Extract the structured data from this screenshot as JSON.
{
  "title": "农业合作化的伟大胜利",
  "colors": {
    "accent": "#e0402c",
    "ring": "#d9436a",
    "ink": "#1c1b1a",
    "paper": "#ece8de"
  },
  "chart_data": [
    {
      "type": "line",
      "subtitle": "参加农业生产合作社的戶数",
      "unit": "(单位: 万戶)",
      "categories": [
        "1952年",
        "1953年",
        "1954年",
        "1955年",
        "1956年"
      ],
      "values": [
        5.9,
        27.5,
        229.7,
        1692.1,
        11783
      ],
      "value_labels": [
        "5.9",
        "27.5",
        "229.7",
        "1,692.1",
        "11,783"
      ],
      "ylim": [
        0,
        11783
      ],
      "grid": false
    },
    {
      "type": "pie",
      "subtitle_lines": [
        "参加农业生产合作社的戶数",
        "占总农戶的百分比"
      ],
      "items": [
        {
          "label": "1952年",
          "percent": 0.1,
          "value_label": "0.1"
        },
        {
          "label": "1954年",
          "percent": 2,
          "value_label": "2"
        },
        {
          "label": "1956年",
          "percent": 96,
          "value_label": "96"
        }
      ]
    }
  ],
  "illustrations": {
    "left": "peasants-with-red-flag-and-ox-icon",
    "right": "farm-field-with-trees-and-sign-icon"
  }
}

════

Return all of the entries word for word.

## Response to the task
Extract the structured data from this screenshot as JSON.
{
  "title": "农业合作化的伟大胜利",
  "colors": {
    "accent": "#e0402c",
    "ring": "#d9436a",
    "ink": "#1c1b1a",
    "paper": "#ece8de"
  },
  "chart_data": [
    {
      "type": "line",
      "subtitle": "参加农业生产合作社的戶数",
      "unit": "(单位: 万戶)",
      "categories": [
        "1952年",
        "1953年",
        "1954年",
        "1955年",
        "1956年"
      ],
      "values": [
        5.9,
        27.5,
        229.7,
        1692.1,
        11783
      ],
      "value_labels": [
        "5.9",
        "27.5",
        "229.7",
        "1,692.1",
        "11,783"
      ],
      "ylim": [
        0,
        11783
      ],
      "grid": false
    },
    {
      "type": "pie",
      "subtitle_lines": [
        "参加农业生产合作社的戶数",
        "占总农戶的百分比"
      ],
      "items": [
        {
          "label": "1952年",
          "percent": 0.1,
          "value_label": "0.1"
        },
        {
          "label": "1954年",
          "percent": 2,
          "value_label": "2"
        },
        {
          "label": "1956年",
          "percent": 96,
          "value_label": "96"
        }
      ]
    }
  ],
  "illustrations": {
    "left": "peasants-with-red-flag-and-ox-icon",
    "right": "farm-field-with-trees-and-sign-icon"
  }
}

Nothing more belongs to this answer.